TASK REQUIREMENTS:
Print the lines from the one containing "Extract 55 of" through the one containing "y-tick-label: 100 bbox=[46, 476, 64, 488]", both included, with every character unchanged.

MATERIAL:
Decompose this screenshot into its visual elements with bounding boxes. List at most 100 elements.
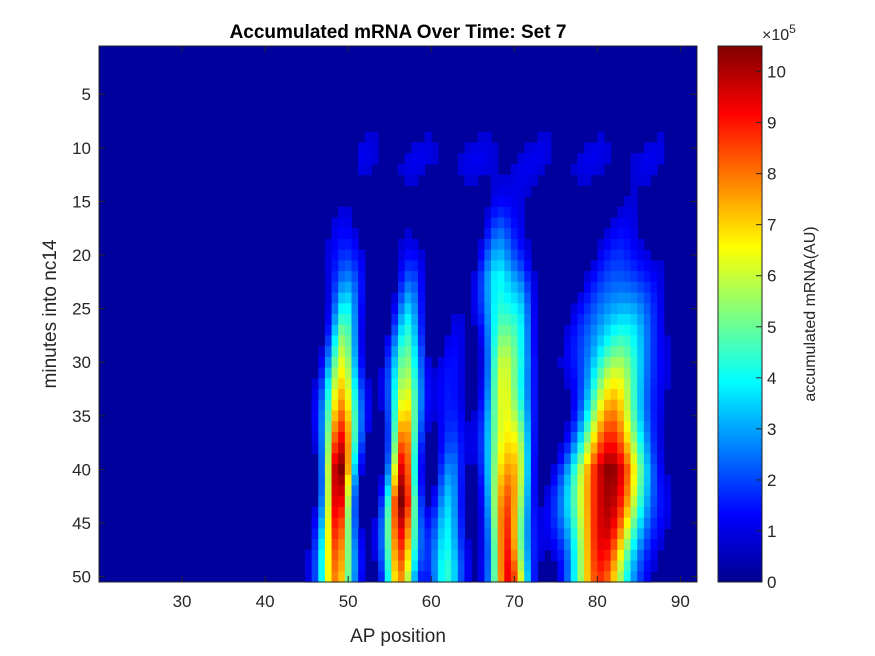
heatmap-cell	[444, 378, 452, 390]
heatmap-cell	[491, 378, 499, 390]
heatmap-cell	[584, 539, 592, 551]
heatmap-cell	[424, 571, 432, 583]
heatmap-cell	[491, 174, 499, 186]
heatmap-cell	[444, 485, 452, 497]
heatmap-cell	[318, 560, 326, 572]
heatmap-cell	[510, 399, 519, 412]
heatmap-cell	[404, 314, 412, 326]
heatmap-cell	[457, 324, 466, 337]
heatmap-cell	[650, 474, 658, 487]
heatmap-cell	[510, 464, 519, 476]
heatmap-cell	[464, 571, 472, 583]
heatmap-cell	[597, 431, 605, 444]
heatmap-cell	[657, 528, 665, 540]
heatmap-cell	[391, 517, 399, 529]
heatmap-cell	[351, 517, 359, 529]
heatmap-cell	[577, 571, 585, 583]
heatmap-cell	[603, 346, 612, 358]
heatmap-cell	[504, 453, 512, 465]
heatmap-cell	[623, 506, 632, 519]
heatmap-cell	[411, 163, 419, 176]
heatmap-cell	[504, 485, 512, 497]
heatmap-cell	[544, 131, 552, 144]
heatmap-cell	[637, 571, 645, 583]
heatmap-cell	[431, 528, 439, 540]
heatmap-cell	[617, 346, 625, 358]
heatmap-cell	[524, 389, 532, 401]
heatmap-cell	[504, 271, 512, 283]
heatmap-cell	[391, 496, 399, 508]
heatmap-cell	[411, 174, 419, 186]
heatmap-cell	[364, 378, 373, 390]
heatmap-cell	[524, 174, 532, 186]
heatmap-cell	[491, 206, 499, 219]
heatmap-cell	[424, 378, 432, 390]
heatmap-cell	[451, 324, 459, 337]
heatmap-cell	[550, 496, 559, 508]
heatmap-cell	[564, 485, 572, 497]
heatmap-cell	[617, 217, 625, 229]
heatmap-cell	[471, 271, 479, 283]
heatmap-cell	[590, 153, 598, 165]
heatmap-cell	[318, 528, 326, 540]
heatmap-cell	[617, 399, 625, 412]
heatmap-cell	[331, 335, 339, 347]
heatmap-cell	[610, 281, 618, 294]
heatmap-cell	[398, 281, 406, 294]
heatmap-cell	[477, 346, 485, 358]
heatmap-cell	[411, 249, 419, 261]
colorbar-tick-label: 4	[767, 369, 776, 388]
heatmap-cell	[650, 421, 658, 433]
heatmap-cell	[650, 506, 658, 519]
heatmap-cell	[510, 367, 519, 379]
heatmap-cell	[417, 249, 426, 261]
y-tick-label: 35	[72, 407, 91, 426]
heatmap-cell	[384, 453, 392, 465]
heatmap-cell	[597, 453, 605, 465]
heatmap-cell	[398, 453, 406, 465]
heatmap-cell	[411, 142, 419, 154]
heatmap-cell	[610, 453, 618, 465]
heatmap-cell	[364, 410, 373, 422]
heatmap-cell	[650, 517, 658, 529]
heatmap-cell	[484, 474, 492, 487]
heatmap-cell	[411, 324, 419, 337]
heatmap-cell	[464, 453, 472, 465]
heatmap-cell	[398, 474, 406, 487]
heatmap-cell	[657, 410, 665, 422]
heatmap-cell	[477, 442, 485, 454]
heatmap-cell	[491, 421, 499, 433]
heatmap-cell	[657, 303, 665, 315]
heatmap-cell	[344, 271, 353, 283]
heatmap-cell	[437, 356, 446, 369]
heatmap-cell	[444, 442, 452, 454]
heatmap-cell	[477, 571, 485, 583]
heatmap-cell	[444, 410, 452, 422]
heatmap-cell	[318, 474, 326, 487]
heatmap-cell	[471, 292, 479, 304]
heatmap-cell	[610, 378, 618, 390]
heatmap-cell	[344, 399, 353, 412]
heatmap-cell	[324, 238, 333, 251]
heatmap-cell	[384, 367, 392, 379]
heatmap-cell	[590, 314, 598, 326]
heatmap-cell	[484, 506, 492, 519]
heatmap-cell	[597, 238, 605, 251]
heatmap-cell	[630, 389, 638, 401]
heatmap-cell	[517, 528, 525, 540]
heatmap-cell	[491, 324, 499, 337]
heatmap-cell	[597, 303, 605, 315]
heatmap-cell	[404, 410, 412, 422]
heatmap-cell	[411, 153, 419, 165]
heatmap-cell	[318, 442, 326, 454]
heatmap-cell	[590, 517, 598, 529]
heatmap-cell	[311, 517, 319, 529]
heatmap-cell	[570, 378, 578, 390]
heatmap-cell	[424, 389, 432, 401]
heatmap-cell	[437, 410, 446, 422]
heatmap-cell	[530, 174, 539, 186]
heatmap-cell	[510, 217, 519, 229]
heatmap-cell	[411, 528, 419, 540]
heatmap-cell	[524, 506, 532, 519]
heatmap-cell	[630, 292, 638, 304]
* * *
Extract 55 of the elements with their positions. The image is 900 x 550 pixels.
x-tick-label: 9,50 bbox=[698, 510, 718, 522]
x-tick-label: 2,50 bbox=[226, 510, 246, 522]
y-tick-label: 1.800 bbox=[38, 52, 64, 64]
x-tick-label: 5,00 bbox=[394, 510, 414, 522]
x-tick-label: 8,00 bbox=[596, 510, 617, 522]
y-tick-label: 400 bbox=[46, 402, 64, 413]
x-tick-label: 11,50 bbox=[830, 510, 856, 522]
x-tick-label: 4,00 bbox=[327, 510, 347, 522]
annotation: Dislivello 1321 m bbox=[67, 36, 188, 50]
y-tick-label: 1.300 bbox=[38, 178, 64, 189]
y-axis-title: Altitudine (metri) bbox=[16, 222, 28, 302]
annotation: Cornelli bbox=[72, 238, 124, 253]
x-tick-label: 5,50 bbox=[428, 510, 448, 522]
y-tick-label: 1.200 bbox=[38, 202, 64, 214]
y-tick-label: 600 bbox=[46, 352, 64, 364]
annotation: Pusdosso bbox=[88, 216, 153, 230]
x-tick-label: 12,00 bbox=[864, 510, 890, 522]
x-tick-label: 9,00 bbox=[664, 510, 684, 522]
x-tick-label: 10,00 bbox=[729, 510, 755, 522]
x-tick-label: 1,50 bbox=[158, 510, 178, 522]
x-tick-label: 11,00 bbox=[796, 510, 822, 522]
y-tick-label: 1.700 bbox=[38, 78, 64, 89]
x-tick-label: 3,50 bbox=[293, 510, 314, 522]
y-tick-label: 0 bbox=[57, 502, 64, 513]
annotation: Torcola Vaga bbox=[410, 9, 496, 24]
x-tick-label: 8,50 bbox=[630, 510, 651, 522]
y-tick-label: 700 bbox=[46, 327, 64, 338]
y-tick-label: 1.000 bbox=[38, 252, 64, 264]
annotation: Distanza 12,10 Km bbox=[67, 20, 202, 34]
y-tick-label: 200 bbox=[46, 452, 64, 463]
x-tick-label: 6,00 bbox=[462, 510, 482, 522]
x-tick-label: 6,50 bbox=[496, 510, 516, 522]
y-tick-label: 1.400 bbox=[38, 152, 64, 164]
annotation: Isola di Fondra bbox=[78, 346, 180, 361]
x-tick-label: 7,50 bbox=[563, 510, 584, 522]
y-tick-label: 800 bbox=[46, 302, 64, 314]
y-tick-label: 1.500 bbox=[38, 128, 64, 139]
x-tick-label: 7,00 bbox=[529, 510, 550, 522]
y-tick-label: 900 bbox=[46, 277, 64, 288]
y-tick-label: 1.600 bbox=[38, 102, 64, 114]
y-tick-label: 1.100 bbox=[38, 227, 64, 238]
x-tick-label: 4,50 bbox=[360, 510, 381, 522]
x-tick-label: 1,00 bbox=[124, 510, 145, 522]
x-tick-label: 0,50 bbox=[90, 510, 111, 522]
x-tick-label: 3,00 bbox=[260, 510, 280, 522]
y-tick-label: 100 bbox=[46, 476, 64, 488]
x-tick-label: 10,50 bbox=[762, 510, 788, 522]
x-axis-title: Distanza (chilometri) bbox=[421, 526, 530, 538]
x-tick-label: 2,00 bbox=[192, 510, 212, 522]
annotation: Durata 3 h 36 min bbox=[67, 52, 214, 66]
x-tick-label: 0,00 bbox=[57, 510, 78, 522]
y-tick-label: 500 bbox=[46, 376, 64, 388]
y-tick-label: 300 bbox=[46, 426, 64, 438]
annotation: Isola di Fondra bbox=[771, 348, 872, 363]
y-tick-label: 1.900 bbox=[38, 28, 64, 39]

RESULT FOR THIS EXERCISE:
Extract 55 of the elements with their positions. The image is 900 x 550 pixels.
x-tick-label: 9,50 bbox=[698, 510, 718, 522]
x-tick-label: 2,50 bbox=[226, 510, 246, 522]
y-tick-label: 1.800 bbox=[38, 52, 64, 64]
x-tick-label: 5,00 bbox=[394, 510, 414, 522]
x-tick-label: 8,00 bbox=[596, 510, 617, 522]
y-tick-label: 400 bbox=[46, 402, 64, 413]
x-tick-label: 11,50 bbox=[830, 510, 856, 522]
x-tick-label: 4,00 bbox=[327, 510, 347, 522]
annotation: Dislivello 1321 m bbox=[67, 36, 188, 50]
y-tick-label: 1.300 bbox=[38, 178, 64, 189]
y-axis-title: Altitudine (metri) bbox=[16, 222, 28, 302]
annotation: Cornelli bbox=[72, 238, 124, 253]
x-tick-label: 5,50 bbox=[428, 510, 448, 522]
y-tick-label: 1.200 bbox=[38, 202, 64, 214]
y-tick-label: 600 bbox=[46, 352, 64, 364]
annotation: Pusdosso bbox=[88, 216, 153, 230]
x-tick-label: 12,00 bbox=[864, 510, 890, 522]
x-tick-label: 9,00 bbox=[664, 510, 684, 522]
x-tick-label: 10,00 bbox=[729, 510, 755, 522]
x-tick-label: 1,50 bbox=[158, 510, 178, 522]
x-tick-label: 11,00 bbox=[796, 510, 822, 522]
y-tick-label: 1.700 bbox=[38, 78, 64, 89]
x-tick-label: 3,50 bbox=[293, 510, 314, 522]
y-tick-label: 0 bbox=[57, 502, 64, 513]
annotation: Torcola Vaga bbox=[410, 9, 496, 24]
x-tick-label: 8,50 bbox=[630, 510, 651, 522]
y-tick-label: 700 bbox=[46, 327, 64, 338]
y-tick-label: 1.000 bbox=[38, 252, 64, 264]
annotation: Distanza 12,10 Km bbox=[67, 20, 202, 34]
y-tick-label: 200 bbox=[46, 452, 64, 463]
x-tick-label: 6,00 bbox=[462, 510, 482, 522]
x-tick-label: 6,50 bbox=[496, 510, 516, 522]
y-tick-label: 1.400 bbox=[38, 152, 64, 164]
annotation: Isola di Fondra bbox=[78, 346, 180, 361]
x-tick-label: 7,50 bbox=[563, 510, 584, 522]
y-tick-label: 800 bbox=[46, 302, 64, 314]
y-tick-label: 1.500 bbox=[38, 128, 64, 139]
x-tick-label: 7,00 bbox=[529, 510, 550, 522]
y-tick-label: 900 bbox=[46, 277, 64, 288]
y-tick-label: 1.600 bbox=[38, 102, 64, 114]
y-tick-label: 1.100 bbox=[38, 227, 64, 238]
x-tick-label: 4,50 bbox=[360, 510, 381, 522]
x-tick-label: 1,00 bbox=[124, 510, 145, 522]
x-tick-label: 0,50 bbox=[90, 510, 111, 522]
x-tick-label: 3,00 bbox=[260, 510, 280, 522]
y-tick-label: 100 bbox=[46, 476, 64, 488]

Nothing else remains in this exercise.